** Stated exercise **
Skip the pictures and quote all of the lines exactly.

** Given entries **
———

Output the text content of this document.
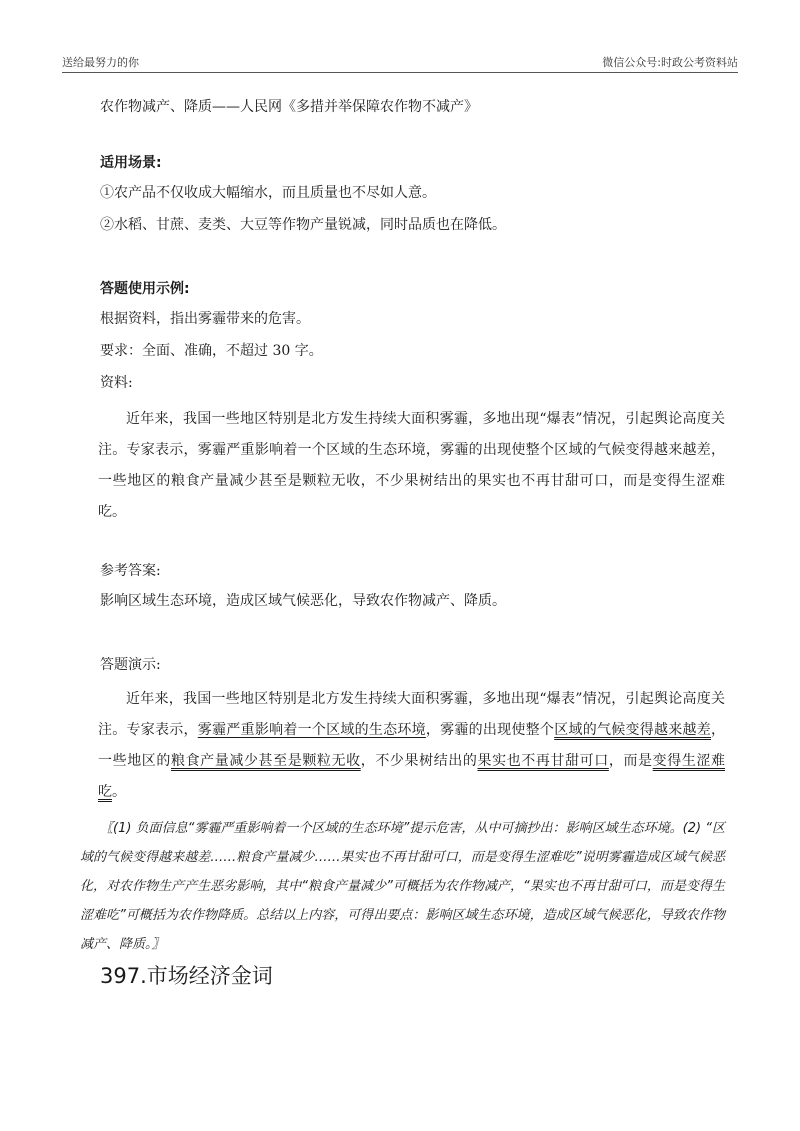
送给最努力的你	微信公众号:时政公考资料站

农作物减产、降质——人民网《多措并举保障农作物不减产》

适用场景:

①农产品不仅收成大幅缩水，而且质量也不尽如人意。

②水稻、甘蔗、麦类、大豆等作物产量锐减，同时品质也在降低。

答题使用示例:

根据资料，指出雾霾带来的危害。

要求：全面、准确，不超过 30 字。

资料:

近年来，我国一些地区特别是北方发生持续大面积雾霾，多地出现“爆表”情况，引起舆论高度关注。专家表示，雾霾严重影响着一个区域的生态环境，雾霾的出现使整个区域的气候变得越来越差，一些地区的粮食产量减少甚至是颗粒无收，不少果树结出的果实也不再甘甜可口，而是变得生涩难吃。

参考答案:

影响区域生态环境，造成区域气候恶化，导致农作物减产、降质。

答题演示:

近年来，我国一些地区特别是北方发生持续大面积雾霾，多地出现“爆表”情况，引起舆论高度关注。专家表示，雾霾严重影响着一个区域的生态环境，雾霾的出现使整个区域的气候变得越来越差，一些地区的粮食产量减少甚至是颗粒无收，不少果树结出的果实也不再甘甜可口，而是变得生涩难吃。

〖(1) 负面信息“雾霾严重影响着一个区域的生态环境”提示危害，从中可摘抄出：影响区域生态环境。(2) “区域的气候变得越来越差……粮食产量减少……果实也不再甘甜可口，而是变得生涩难吃”说明雾霾造成区域气候恶化，对农作物生产产生恶劣影响，其中“粮食产量减少”可概括为农作物减产，“果实也不再甘甜可口，而是变得生涩难吃”可概括为农作物降质。总结以上内容，可得出要点：影响区域生态环境，造成区域气候恶化，导致农作物减产、降质。〗

397.市场经济金词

———

** Exercise output **
Output the text content of this document.
送给最努力的你	微信公众号:时政公考资料站

农作物减产、降质——人民网《多措并举保障农作物不减产》

适用场景:

①农产品不仅收成大幅缩水，而且质量也不尽如人意。

②水稻、甘蔗、麦类、大豆等作物产量锐减，同时品质也在降低。

答题使用示例:

根据资料，指出雾霾带来的危害。

要求：全面、准确，不超过 30 字。

资料:

近年来，我国一些地区特别是北方发生持续大面积雾霾，多地出现“爆表”情况，引起舆论高度关注。专家表示，雾霾严重影响着一个区域的生态环境，雾霾的出现使整个区域的气候变得越来越差，一些地区的粮食产量减少甚至是颗粒无收，不少果树结出的果实也不再甘甜可口，而是变得生涩难吃。

参考答案:

影响区域生态环境，造成区域气候恶化，导致农作物减产、降质。

答题演示:

近年来，我国一些地区特别是北方发生持续大面积雾霾，多地出现“爆表”情况，引起舆论高度关注。专家表示，雾霾严重影响着一个区域的生态环境，雾霾的出现使整个区域的气候变得越来越差，一些地区的粮食产量减少甚至是颗粒无收，不少果树结出的果实也不再甘甜可口，而是变得生涩难吃。

〖(1) 负面信息“雾霾严重影响着一个区域的生态环境”提示危害，从中可摘抄出：影响区域生态环境。(2) “区域的气候变得越来越差……粮食产量减少……果实也不再甘甜可口，而是变得生涩难吃”说明雾霾造成区域气候恶化，对农作物生产产生恶劣影响，其中“粮食产量减少”可概括为农作物减产，“果实也不再甘甜可口，而是变得生涩难吃”可概括为农作物降质。总结以上内容，可得出要点：影响区域生态环境，造成区域气候恶化，导致农作物减产、降质。〗

397.市场经济金词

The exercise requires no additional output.